Present the data once more in exactly its original form.

══════════════════════════════

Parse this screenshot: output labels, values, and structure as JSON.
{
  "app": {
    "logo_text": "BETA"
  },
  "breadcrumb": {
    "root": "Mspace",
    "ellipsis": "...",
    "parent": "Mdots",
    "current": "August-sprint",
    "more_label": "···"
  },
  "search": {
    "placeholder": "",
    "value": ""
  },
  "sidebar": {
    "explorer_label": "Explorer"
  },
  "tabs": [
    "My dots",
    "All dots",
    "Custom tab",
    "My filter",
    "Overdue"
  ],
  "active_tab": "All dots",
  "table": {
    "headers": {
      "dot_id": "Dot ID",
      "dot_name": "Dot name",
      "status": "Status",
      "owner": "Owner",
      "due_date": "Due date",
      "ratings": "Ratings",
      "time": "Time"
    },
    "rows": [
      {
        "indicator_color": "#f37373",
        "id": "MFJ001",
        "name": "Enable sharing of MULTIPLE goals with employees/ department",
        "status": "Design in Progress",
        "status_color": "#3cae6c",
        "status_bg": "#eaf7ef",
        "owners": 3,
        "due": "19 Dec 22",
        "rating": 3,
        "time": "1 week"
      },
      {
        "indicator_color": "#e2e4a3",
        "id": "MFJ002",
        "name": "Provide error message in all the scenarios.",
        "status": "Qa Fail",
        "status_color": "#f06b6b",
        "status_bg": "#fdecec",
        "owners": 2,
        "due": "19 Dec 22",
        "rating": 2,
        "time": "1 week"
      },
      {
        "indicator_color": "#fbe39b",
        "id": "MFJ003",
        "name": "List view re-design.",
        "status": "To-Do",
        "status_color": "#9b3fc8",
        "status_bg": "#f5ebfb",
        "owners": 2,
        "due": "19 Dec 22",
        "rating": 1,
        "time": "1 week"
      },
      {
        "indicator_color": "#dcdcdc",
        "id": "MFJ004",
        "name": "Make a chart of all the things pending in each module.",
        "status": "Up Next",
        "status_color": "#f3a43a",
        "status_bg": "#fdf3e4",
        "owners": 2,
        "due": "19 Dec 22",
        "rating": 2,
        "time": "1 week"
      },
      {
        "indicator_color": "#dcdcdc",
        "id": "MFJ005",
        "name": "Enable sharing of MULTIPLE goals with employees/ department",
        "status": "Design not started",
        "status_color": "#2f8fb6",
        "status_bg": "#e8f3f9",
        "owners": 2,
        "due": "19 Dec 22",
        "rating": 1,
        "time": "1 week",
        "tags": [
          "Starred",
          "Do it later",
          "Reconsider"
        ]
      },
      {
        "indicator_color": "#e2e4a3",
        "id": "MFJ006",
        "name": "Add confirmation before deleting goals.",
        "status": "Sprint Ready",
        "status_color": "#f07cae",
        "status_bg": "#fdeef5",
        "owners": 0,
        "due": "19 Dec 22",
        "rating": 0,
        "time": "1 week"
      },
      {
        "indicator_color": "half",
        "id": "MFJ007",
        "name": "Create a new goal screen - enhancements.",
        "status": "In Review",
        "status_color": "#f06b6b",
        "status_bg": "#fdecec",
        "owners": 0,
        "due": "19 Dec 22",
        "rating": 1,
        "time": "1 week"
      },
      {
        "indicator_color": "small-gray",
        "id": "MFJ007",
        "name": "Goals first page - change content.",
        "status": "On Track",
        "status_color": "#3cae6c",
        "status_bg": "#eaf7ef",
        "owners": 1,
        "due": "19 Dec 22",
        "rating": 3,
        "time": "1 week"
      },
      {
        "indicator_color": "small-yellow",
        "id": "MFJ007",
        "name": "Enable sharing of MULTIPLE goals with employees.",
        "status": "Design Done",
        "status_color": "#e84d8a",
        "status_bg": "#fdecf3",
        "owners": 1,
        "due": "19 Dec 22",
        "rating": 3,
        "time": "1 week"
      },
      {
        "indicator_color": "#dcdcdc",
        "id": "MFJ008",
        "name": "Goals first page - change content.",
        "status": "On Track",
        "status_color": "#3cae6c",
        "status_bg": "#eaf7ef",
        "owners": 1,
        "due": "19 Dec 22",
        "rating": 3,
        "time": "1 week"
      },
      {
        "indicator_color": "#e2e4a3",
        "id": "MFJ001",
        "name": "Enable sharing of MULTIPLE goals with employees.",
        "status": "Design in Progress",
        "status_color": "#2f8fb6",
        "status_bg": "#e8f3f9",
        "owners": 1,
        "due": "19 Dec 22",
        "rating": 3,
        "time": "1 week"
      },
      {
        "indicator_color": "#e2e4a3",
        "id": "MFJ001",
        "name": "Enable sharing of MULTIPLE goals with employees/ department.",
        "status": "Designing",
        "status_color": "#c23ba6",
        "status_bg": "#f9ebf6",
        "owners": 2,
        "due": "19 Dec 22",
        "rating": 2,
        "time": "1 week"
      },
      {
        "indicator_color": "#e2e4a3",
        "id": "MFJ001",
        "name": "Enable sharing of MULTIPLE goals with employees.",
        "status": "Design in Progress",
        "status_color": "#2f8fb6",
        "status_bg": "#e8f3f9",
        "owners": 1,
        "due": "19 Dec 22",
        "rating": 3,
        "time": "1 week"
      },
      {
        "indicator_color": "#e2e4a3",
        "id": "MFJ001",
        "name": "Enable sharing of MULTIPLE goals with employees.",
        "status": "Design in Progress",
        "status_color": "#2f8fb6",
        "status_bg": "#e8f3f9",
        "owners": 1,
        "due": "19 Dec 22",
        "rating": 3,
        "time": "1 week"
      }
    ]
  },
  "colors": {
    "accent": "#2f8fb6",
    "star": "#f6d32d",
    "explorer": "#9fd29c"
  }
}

══════════════════════════════

▶ _Complete answer_
Parse this screenshot: output labels, values, and structure as JSON.
{
  "app": {
    "logo_text": "BETA"
  },
  "breadcrumb": {
    "root": "Mspace",
    "ellipsis": "...",
    "parent": "Mdots",
    "current": "August-sprint",
    "more_label": "···"
  },
  "search": {
    "placeholder": "",
    "value": ""
  },
  "sidebar": {
    "explorer_label": "Explorer"
  },
  "tabs": [
    "My dots",
    "All dots",
    "Custom tab",
    "My filter",
    "Overdue"
  ],
  "active_tab": "All dots",
  "table": {
    "headers": {
      "dot_id": "Dot ID",
      "dot_name": "Dot name",
      "status": "Status",
      "owner": "Owner",
      "due_date": "Due date",
      "ratings": "Ratings",
      "time": "Time"
    },
    "rows": [
      {
        "indicator_color": "#f37373",
        "id": "MFJ001",
        "name": "Enable sharing of MULTIPLE goals with employees/ department",
        "status": "Design in Progress",
        "status_color": "#3cae6c",
        "status_bg": "#eaf7ef",
        "owners": 3,
        "due": "19 Dec 22",
        "rating": 3,
        "time": "1 week"
      },
      {
        "indicator_color": "#e2e4a3",
        "id": "MFJ002",
        "name": "Provide error message in all the scenarios.",
        "status": "Qa Fail",
        "status_color": "#f06b6b",
        "status_bg": "#fdecec",
        "owners": 2,
        "due": "19 Dec 22",
        "rating": 2,
        "time": "1 week"
      },
      {
        "indicator_color": "#fbe39b",
        "id": "MFJ003",
        "name": "List view re-design.",
        "status": "To-Do",
        "status_color": "#9b3fc8",
        "status_bg": "#f5ebfb",
        "owners": 2,
        "due": "19 Dec 22",
        "rating": 1,
        "time": "1 week"
      },
      {
        "indicator_color": "#dcdcdc",
        "id": "MFJ004",
        "name": "Make a chart of all the things pending in each module.",
        "status": "Up Next",
        "status_color": "#f3a43a",
        "status_bg": "#fdf3e4",
        "owners": 2,
        "due": "19 Dec 22",
        "rating": 2,
        "time": "1 week"
      },
      {
        "indicator_color": "#dcdcdc",
        "id": "MFJ005",
        "name": "Enable sharing of MULTIPLE goals with employees/ department",
        "status": "Design not started",
        "status_color": "#2f8fb6",
        "status_bg": "#e8f3f9",
        "owners": 2,
        "due": "19 Dec 22",
        "rating": 1,
        "time": "1 week",
        "tags": [
          "Starred",
          "Do it later",
          "Reconsider"
        ]
      },
      {
        "indicator_color": "#e2e4a3",
        "id": "MFJ006",
        "name": "Add confirmation before deleting goals.",
        "status": "Sprint Ready",
        "status_color": "#f07cae",
        "status_bg": "#fdeef5",
        "owners": 0,
        "due": "19 Dec 22",
        "rating": 0,
        "time": "1 week"
      },
      {
        "indicator_color": "half",
        "id": "MFJ007",
        "name": "Create a new goal screen - enhancements.",
        "status": "In Review",
        "status_color": "#f06b6b",
        "status_bg": "#fdecec",
        "owners": 0,
        "due": "19 Dec 22",
        "rating": 1,
        "time": "1 week"
      },
      {
        "indicator_color": "small-gray",
        "id": "MFJ007",
        "name": "Goals first page - change content.",
        "status": "On Track",
        "status_color": "#3cae6c",
        "status_bg": "#eaf7ef",
        "owners": 1,
        "due": "19 Dec 22",
        "rating": 3,
        "time": "1 week"
      },
      {
        "indicator_color": "small-yellow",
        "id": "MFJ007",
        "name": "Enable sharing of MULTIPLE goals with employees.",
        "status": "Design Done",
        "status_color": "#e84d8a",
        "status_bg": "#fdecf3",
        "owners": 1,
        "due": "19 Dec 22",
        "rating": 3,
        "time": "1 week"
      },
      {
        "indicator_color": "#dcdcdc",
        "id": "MFJ008",
        "name": "Goals first page - change content.",
        "status": "On Track",
        "status_color": "#3cae6c",
        "status_bg": "#eaf7ef",
        "owners": 1,
        "due": "19 Dec 22",
        "rating": 3,
        "time": "1 week"
      },
      {
        "indicator_color": "#e2e4a3",
        "id": "MFJ001",
        "name": "Enable sharing of MULTIPLE goals with employees.",
        "status": "Design in Progress",
        "status_color": "#2f8fb6",
        "status_bg": "#e8f3f9",
        "owners": 1,
        "due": "19 Dec 22",
        "rating": 3,
        "time": "1 week"
      },
      {
        "indicator_color": "#e2e4a3",
        "id": "MFJ001",
        "name": "Enable sharing of MULTIPLE goals with employees/ department.",
        "status": "Designing",
        "status_color": "#c23ba6",
        "status_bg": "#f9ebf6",
        "owners": 2,
        "due": "19 Dec 22",
        "rating": 2,
        "time": "1 week"
      },
      {
        "indicator_color": "#e2e4a3",
        "id": "MFJ001",
        "name": "Enable sharing of MULTIPLE goals with employees.",
        "status": "Design in Progress",
        "status_color": "#2f8fb6",
        "status_bg": "#e8f3f9",
        "owners": 1,
        "due": "19 Dec 22",
        "rating": 3,
        "time": "1 week"
      },
      {
        "indicator_color": "#e2e4a3",
        "id": "MFJ001",
        "name": "Enable sharing of MULTIPLE goals with employees.",
        "status": "Design in Progress",
        "status_color": "#2f8fb6",
        "status_bg": "#e8f3f9",
        "owners": 1,
        "due": "19 Dec 22",
        "rating": 3,
        "time": "1 week"
      }
    ]
  },
  "colors": {
    "accent": "#2f8fb6",
    "star": "#f6d32d",
    "explorer": "#9fd29c"
  }
}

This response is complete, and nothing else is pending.